# START OF PROVIDED INFORMATION

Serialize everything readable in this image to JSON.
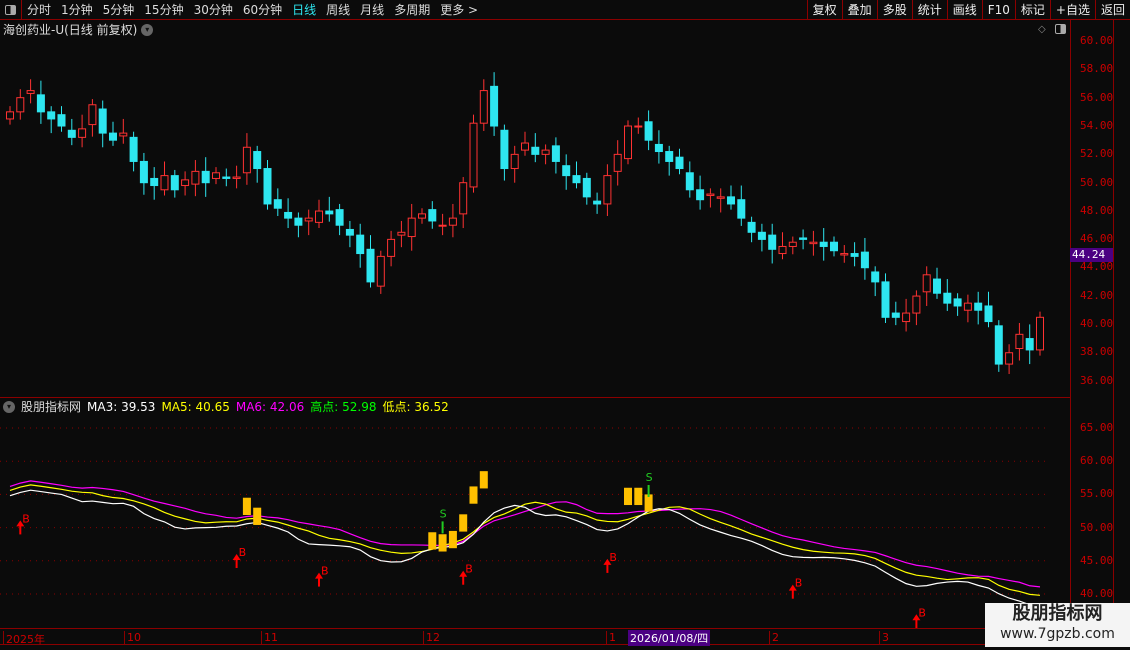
{
  "toolbar": {
    "periods": [
      "分时",
      "1分钟",
      "5分钟",
      "15分钟",
      "30分钟",
      "60分钟",
      "日线",
      "周线",
      "月线",
      "多周期",
      "更多 >"
    ],
    "active": "日线",
    "right_buttons": [
      "复权",
      "叠加",
      "多股",
      "统计",
      "画线",
      "F10",
      "标记",
      "+自选",
      "返回"
    ]
  },
  "title": "海创药业-U(日线 前复权)",
  "price_axis": {
    "ticks": [
      "60.00",
      "58.00",
      "56.00",
      "54.00",
      "52.00",
      "50.00",
      "48.00",
      "46.00",
      "44.00",
      "42.00",
      "40.00",
      "38.00",
      "36.00"
    ],
    "current": "44.24"
  },
  "indicator": {
    "name": "股朋指标网",
    "ma3_label": "MA3: 39.53",
    "ma5_label": "MA5: 40.65",
    "ma6_label": "MA6: 42.06",
    "high_label": "高点: 52.98",
    "low_label": "低点: 36.52",
    "ticks": [
      "65.00",
      "60.00",
      "55.00",
      "50.00",
      "45.00",
      "40.00"
    ]
  },
  "date_axis": {
    "labels": [
      "2025年",
      "10",
      "11",
      "12",
      "1",
      "2",
      "3"
    ],
    "highlight": "2026/01/08/四"
  },
  "watermark": {
    "name": "股朋指标网",
    "url": "www.7gpzb.com"
  },
  "colors": {
    "up": "#ff3232",
    "down": "#2ee6f0",
    "ma3": "#ffffff",
    "ma5": "#ffff00",
    "ma6": "#ff00ff",
    "signal": "#ffc000"
  },
  "chart_data": {
    "type": "candlestick",
    "ylim": [
      35,
      61
    ],
    "indicator_ylim": [
      38,
      68
    ],
    "closes": [
      55,
      56,
      56.5,
      55,
      54.5,
      54,
      53.2,
      53.8,
      55.5,
      53.5,
      53,
      53.5,
      51.5,
      50,
      49.8,
      50.5,
      49.5,
      50.2,
      50.8,
      50,
      50.7,
      50.3,
      50.4,
      52.5,
      51,
      48.5,
      48.2,
      47.5,
      47,
      47.5,
      48,
      47.8,
      47,
      46.3,
      45,
      43,
      44.8,
      46,
      46.5,
      47.5,
      47.8,
      47.3,
      47,
      47.5,
      50,
      54.2,
      56.5,
      54,
      51,
      52,
      52.8,
      52,
      52.3,
      51.5,
      50.5,
      50,
      49,
      48.5,
      50.5,
      52,
      54,
      54,
      53,
      52.2,
      51.5,
      51,
      49.5,
      48.8,
      49.2,
      49,
      48.5,
      47.5,
      46.5,
      46,
      45.3,
      45.5,
      45.8,
      46,
      45.8,
      45.5,
      45.2,
      45,
      44.8,
      44,
      43,
      40.5,
      40.5,
      40.8,
      42,
      43.5,
      42.2,
      41.5,
      41.3,
      41.5,
      41,
      40.2,
      37.2,
      38,
      39.3,
      38.2,
      40.5
    ],
    "buy_signals": [
      1,
      22,
      30,
      44,
      58,
      76,
      88
    ],
    "sell_signals": [
      42,
      62
    ],
    "signal_bars": [
      23,
      24,
      41,
      42,
      43,
      44,
      45,
      46,
      60,
      61,
      62
    ]
  }
}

# END OF PROVIDED INFORMATION

## WHAT TO DO
Excluding the pictures, restate the records above word for word.

## EXERCISE OUTPUT
Serialize everything readable in this image to JSON.
{
  "toolbar": {
    "periods": [
      "分时",
      "1分钟",
      "5分钟",
      "15分钟",
      "30分钟",
      "60分钟",
      "日线",
      "周线",
      "月线",
      "多周期",
      "更多 >"
    ],
    "active": "日线",
    "right_buttons": [
      "复权",
      "叠加",
      "多股",
      "统计",
      "画线",
      "F10",
      "标记",
      "+自选",
      "返回"
    ]
  },
  "title": "海创药业-U(日线 前复权)",
  "price_axis": {
    "ticks": [
      "60.00",
      "58.00",
      "56.00",
      "54.00",
      "52.00",
      "50.00",
      "48.00",
      "46.00",
      "44.00",
      "42.00",
      "40.00",
      "38.00",
      "36.00"
    ],
    "current": "44.24"
  },
  "indicator": {
    "name": "股朋指标网",
    "ma3_label": "MA3: 39.53",
    "ma5_label": "MA5: 40.65",
    "ma6_label": "MA6: 42.06",
    "high_label": "高点: 52.98",
    "low_label": "低点: 36.52",
    "ticks": [
      "65.00",
      "60.00",
      "55.00",
      "50.00",
      "45.00",
      "40.00"
    ]
  },
  "date_axis": {
    "labels": [
      "2025年",
      "10",
      "11",
      "12",
      "1",
      "2",
      "3"
    ],
    "highlight": "2026/01/08/四"
  },
  "watermark": {
    "name": "股朋指标网",
    "url": "www.7gpzb.com"
  },
  "colors": {
    "up": "#ff3232",
    "down": "#2ee6f0",
    "ma3": "#ffffff",
    "ma5": "#ffff00",
    "ma6": "#ff00ff",
    "signal": "#ffc000"
  },
  "chart_data": {
    "type": "candlestick",
    "ylim": [
      35,
      61
    ],
    "indicator_ylim": [
      38,
      68
    ],
    "closes": [
      55,
      56,
      56.5,
      55,
      54.5,
      54,
      53.2,
      53.8,
      55.5,
      53.5,
      53,
      53.5,
      51.5,
      50,
      49.8,
      50.5,
      49.5,
      50.2,
      50.8,
      50,
      50.7,
      50.3,
      50.4,
      52.5,
      51,
      48.5,
      48.2,
      47.5,
      47,
      47.5,
      48,
      47.8,
      47,
      46.3,
      45,
      43,
      44.8,
      46,
      46.5,
      47.5,
      47.8,
      47.3,
      47,
      47.5,
      50,
      54.2,
      56.5,
      54,
      51,
      52,
      52.8,
      52,
      52.3,
      51.5,
      50.5,
      50,
      49,
      48.5,
      50.5,
      52,
      54,
      54,
      53,
      52.2,
      51.5,
      51,
      49.5,
      48.8,
      49.2,
      49,
      48.5,
      47.5,
      46.5,
      46,
      45.3,
      45.5,
      45.8,
      46,
      45.8,
      45.5,
      45.2,
      45,
      44.8,
      44,
      43,
      40.5,
      40.5,
      40.8,
      42,
      43.5,
      42.2,
      41.5,
      41.3,
      41.5,
      41,
      40.2,
      37.2,
      38,
      39.3,
      38.2,
      40.5
    ],
    "buy_signals": [
      1,
      22,
      30,
      44,
      58,
      76,
      88
    ],
    "sell_signals": [
      42,
      62
    ],
    "signal_bars": [
      23,
      24,
      41,
      42,
      43,
      44,
      45,
      46,
      60,
      61,
      62
    ]
  }
}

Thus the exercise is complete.